╭─ Records supplied

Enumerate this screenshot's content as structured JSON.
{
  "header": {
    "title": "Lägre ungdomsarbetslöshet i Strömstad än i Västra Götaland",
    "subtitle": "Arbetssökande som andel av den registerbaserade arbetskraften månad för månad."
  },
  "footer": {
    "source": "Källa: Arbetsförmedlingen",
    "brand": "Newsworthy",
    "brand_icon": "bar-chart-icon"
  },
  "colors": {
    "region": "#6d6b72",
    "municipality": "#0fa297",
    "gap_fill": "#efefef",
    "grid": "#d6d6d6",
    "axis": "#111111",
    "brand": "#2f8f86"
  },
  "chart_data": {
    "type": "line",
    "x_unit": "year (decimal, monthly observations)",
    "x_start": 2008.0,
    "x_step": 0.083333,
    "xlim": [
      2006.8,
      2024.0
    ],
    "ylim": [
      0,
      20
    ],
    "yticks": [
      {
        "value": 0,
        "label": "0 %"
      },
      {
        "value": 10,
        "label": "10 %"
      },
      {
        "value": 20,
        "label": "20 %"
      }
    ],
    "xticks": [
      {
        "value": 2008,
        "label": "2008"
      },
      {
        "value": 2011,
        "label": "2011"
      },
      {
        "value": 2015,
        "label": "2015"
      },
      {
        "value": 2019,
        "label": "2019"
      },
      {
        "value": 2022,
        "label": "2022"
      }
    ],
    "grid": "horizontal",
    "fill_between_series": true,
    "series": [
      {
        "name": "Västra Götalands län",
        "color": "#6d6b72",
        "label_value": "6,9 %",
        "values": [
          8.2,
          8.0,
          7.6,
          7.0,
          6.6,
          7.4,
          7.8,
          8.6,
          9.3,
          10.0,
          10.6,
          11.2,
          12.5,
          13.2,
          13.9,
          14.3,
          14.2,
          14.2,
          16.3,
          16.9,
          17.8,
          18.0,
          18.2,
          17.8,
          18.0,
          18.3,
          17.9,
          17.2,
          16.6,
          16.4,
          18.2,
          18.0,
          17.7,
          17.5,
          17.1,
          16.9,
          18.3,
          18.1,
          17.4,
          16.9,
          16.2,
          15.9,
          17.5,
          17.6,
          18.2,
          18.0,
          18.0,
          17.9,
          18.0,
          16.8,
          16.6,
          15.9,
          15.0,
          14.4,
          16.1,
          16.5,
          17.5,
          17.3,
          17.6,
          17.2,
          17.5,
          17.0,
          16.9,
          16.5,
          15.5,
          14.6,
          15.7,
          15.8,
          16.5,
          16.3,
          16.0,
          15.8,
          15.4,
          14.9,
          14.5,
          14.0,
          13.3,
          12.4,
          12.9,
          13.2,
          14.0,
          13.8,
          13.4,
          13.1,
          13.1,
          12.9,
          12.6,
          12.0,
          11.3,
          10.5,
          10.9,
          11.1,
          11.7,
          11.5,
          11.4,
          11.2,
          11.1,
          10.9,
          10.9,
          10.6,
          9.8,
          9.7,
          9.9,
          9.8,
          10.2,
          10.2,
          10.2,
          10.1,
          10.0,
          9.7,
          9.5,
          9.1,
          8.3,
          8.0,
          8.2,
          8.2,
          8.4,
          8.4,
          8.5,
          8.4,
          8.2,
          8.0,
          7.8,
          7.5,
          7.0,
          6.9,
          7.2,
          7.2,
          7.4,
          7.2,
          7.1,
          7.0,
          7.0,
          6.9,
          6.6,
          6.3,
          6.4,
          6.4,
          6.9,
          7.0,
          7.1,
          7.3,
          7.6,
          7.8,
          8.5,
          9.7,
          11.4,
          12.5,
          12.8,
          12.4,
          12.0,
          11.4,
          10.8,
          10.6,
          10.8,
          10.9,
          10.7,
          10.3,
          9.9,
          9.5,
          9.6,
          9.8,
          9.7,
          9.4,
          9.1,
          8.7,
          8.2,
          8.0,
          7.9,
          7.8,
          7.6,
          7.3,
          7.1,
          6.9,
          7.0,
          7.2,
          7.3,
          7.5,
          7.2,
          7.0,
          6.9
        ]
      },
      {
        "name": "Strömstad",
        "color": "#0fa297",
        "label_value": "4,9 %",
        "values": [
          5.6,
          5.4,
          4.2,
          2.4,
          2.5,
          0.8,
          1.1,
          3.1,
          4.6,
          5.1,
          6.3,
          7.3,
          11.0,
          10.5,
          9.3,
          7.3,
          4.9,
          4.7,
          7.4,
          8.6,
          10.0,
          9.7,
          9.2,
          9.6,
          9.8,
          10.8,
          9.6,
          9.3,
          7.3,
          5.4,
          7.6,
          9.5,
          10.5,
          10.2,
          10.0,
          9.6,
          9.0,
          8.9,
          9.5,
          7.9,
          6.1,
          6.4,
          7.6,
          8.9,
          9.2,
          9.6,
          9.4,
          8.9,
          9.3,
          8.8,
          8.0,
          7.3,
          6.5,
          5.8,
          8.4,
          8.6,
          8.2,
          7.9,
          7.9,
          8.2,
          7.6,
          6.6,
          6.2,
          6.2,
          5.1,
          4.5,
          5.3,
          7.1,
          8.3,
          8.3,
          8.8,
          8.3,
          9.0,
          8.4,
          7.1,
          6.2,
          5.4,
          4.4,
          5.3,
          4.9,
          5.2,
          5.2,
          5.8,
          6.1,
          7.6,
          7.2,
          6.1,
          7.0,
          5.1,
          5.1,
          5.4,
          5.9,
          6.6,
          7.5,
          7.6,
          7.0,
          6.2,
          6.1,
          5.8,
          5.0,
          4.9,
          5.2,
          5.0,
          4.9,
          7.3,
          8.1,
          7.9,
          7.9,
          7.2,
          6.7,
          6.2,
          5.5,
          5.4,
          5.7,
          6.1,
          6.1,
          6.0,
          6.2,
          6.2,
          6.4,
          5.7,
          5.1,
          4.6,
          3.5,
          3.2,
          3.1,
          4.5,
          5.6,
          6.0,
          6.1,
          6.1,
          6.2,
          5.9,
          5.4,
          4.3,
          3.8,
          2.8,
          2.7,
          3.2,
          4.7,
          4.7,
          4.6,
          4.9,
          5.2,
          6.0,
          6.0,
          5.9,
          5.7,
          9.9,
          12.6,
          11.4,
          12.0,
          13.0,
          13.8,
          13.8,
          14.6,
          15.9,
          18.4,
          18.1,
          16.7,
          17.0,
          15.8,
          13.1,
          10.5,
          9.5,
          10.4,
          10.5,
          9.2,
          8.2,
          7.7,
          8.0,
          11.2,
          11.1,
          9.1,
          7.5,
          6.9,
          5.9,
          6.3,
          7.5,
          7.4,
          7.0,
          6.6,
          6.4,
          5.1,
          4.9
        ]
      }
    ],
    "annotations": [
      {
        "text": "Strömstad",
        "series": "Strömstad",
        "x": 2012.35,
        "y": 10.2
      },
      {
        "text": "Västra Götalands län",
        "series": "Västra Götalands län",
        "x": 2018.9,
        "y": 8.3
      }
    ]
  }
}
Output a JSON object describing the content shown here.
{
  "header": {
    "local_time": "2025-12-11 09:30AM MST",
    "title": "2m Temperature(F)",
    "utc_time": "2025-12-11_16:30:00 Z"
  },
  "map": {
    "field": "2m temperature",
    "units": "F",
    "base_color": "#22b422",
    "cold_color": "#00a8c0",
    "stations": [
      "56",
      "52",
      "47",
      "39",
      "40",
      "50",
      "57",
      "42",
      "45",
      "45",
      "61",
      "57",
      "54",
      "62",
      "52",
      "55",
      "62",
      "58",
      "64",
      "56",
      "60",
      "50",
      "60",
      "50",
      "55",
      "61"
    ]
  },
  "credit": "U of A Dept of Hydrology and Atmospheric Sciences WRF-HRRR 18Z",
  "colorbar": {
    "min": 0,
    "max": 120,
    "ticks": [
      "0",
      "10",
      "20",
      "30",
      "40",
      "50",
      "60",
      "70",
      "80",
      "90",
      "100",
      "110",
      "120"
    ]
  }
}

╰─

**Task to complete:** Take the entries above and transcribe them exactly.

**Result for this exercise:**
Enumerate this screenshot's content as structured JSON.
{
  "header": {
    "title": "Lägre ungdomsarbetslöshet i Strömstad än i Västra Götaland",
    "subtitle": "Arbetssökande som andel av den registerbaserade arbetskraften månad för månad."
  },
  "footer": {
    "source": "Källa: Arbetsförmedlingen",
    "brand": "Newsworthy",
    "brand_icon": "bar-chart-icon"
  },
  "colors": {
    "region": "#6d6b72",
    "municipality": "#0fa297",
    "gap_fill": "#efefef",
    "grid": "#d6d6d6",
    "axis": "#111111",
    "brand": "#2f8f86"
  },
  "chart_data": {
    "type": "line",
    "x_unit": "year (decimal, monthly observations)",
    "x_start": 2008.0,
    "x_step": 0.083333,
    "xlim": [
      2006.8,
      2024.0
    ],
    "ylim": [
      0,
      20
    ],
    "yticks": [
      {
        "value": 0,
        "label": "0 %"
      },
      {
        "value": 10,
        "label": "10 %"
      },
      {
        "value": 20,
        "label": "20 %"
      }
    ],
    "xticks": [
      {
        "value": 2008,
        "label": "2008"
      },
      {
        "value": 2011,
        "label": "2011"
      },
      {
        "value": 2015,
        "label": "2015"
      },
      {
        "value": 2019,
        "label": "2019"
      },
      {
        "value": 2022,
        "label": "2022"
      }
    ],
    "grid": "horizontal",
    "fill_between_series": true,
    "series": [
      {
        "name": "Västra Götalands län",
        "color": "#6d6b72",
        "label_value": "6,9 %",
        "values": [
          8.2,
          8.0,
          7.6,
          7.0,
          6.6,
          7.4,
          7.8,
          8.6,
          9.3,
          10.0,
          10.6,
          11.2,
          12.5,
          13.2,
          13.9,
          14.3,
          14.2,
          14.2,
          16.3,
          16.9,
          17.8,
          18.0,
          18.2,
          17.8,
          18.0,
          18.3,
          17.9,
          17.2,
          16.6,
          16.4,
          18.2,
          18.0,
          17.7,
          17.5,
          17.1,
          16.9,
          18.3,
          18.1,
          17.4,
          16.9,
          16.2,
          15.9,
          17.5,
          17.6,
          18.2,
          18.0,
          18.0,
          17.9,
          18.0,
          16.8,
          16.6,
          15.9,
          15.0,
          14.4,
          16.1,
          16.5,
          17.5,
          17.3,
          17.6,
          17.2,
          17.5,
          17.0,
          16.9,
          16.5,
          15.5,
          14.6,
          15.7,
          15.8,
          16.5,
          16.3,
          16.0,
          15.8,
          15.4,
          14.9,
          14.5,
          14.0,
          13.3,
          12.4,
          12.9,
          13.2,
          14.0,
          13.8,
          13.4,
          13.1,
          13.1,
          12.9,
          12.6,
          12.0,
          11.3,
          10.5,
          10.9,
          11.1,
          11.7,
          11.5,
          11.4,
          11.2,
          11.1,
          10.9,
          10.9,
          10.6,
          9.8,
          9.7,
          9.9,
          9.8,
          10.2,
          10.2,
          10.2,
          10.1,
          10.0,
          9.7,
          9.5,
          9.1,
          8.3,
          8.0,
          8.2,
          8.2,
          8.4,
          8.4,
          8.5,
          8.4,
          8.2,
          8.0,
          7.8,
          7.5,
          7.0,
          6.9,
          7.2,
          7.2,
          7.4,
          7.2,
          7.1,
          7.0,
          7.0,
          6.9,
          6.6,
          6.3,
          6.4,
          6.4,
          6.9,
          7.0,
          7.1,
          7.3,
          7.6,
          7.8,
          8.5,
          9.7,
          11.4,
          12.5,
          12.8,
          12.4,
          12.0,
          11.4,
          10.8,
          10.6,
          10.8,
          10.9,
          10.7,
          10.3,
          9.9,
          9.5,
          9.6,
          9.8,
          9.7,
          9.4,
          9.1,
          8.7,
          8.2,
          8.0,
          7.9,
          7.8,
          7.6,
          7.3,
          7.1,
          6.9,
          7.0,
          7.2,
          7.3,
          7.5,
          7.2,
          7.0,
          6.9
        ]
      },
      {
        "name": "Strömstad",
        "color": "#0fa297",
        "label_value": "4,9 %",
        "values": [
          5.6,
          5.4,
          4.2,
          2.4,
          2.5,
          0.8,
          1.1,
          3.1,
          4.6,
          5.1,
          6.3,
          7.3,
          11.0,
          10.5,
          9.3,
          7.3,
          4.9,
          4.7,
          7.4,
          8.6,
          10.0,
          9.7,
          9.2,
          9.6,
          9.8,
          10.8,
          9.6,
          9.3,
          7.3,
          5.4,
          7.6,
          9.5,
          10.5,
          10.2,
          10.0,
          9.6,
          9.0,
          8.9,
          9.5,
          7.9,
          6.1,
          6.4,
          7.6,
          8.9,
          9.2,
          9.6,
          9.4,
          8.9,
          9.3,
          8.8,
          8.0,
          7.3,
          6.5,
          5.8,
          8.4,
          8.6,
          8.2,
          7.9,
          7.9,
          8.2,
          7.6,
          6.6,
          6.2,
          6.2,
          5.1,
          4.5,
          5.3,
          7.1,
          8.3,
          8.3,
          8.8,
          8.3,
          9.0,
          8.4,
          7.1,
          6.2,
          5.4,
          4.4,
          5.3,
          4.9,
          5.2,
          5.2,
          5.8,
          6.1,
          7.6,
          7.2,
          6.1,
          7.0,
          5.1,
          5.1,
          5.4,
          5.9,
          6.6,
          7.5,
          7.6,
          7.0,
          6.2,
          6.1,
          5.8,
          5.0,
          4.9,
          5.2,
          5.0,
          4.9,
          7.3,
          8.1,
          7.9,
          7.9,
          7.2,
          6.7,
          6.2,
          5.5,
          5.4,
          5.7,
          6.1,
          6.1,
          6.0,
          6.2,
          6.2,
          6.4,
          5.7,
          5.1,
          4.6,
          3.5,
          3.2,
          3.1,
          4.5,
          5.6,
          6.0,
          6.1,
          6.1,
          6.2,
          5.9,
          5.4,
          4.3,
          3.8,
          2.8,
          2.7,
          3.2,
          4.7,
          4.7,
          4.6,
          4.9,
          5.2,
          6.0,
          6.0,
          5.9,
          5.7,
          9.9,
          12.6,
          11.4,
          12.0,
          13.0,
          13.8,
          13.8,
          14.6,
          15.9,
          18.4,
          18.1,
          16.7,
          17.0,
          15.8,
          13.1,
          10.5,
          9.5,
          10.4,
          10.5,
          9.2,
          8.2,
          7.7,
          8.0,
          11.2,
          11.1,
          9.1,
          7.5,
          6.9,
          5.9,
          6.3,
          7.5,
          7.4,
          7.0,
          6.6,
          6.4,
          5.1,
          4.9
        ]
      }
    ],
    "annotations": [
      {
        "text": "Strömstad",
        "series": "Strömstad",
        "x": 2012.35,
        "y": 10.2
      },
      {
        "text": "Västra Götalands län",
        "series": "Västra Götalands län",
        "x": 2018.9,
        "y": 8.3
      }
    ]
  }
}
Output a JSON object describing the content shown here.
{
  "header": {
    "local_time": "2025-12-11 09:30AM MST",
    "title": "2m Temperature(F)",
    "utc_time": "2025-12-11_16:30:00 Z"
  },
  "map": {
    "field": "2m temperature",
    "units": "F",
    "base_color": "#22b422",
    "cold_color": "#00a8c0",
    "stations": [
      "56",
      "52",
      "47",
      "39",
      "40",
      "50",
      "57",
      "42",
      "45",
      "45",
      "61",
      "57",
      "54",
      "62",
      "52",
      "55",
      "62",
      "58",
      "64",
      "56",
      "60",
      "50",
      "60",
      "50",
      "55",
      "61"
    ]
  },
  "credit": "U of A Dept of Hydrology and Atmospheric Sciences WRF-HRRR 18Z",
  "colorbar": {
    "min": 0,
    "max": 120,
    "ticks": [
      "0",
      "10",
      "20",
      "30",
      "40",
      "50",
      "60",
      "70",
      "80",
      "90",
      "100",
      "110",
      "120"
    ]
  }
}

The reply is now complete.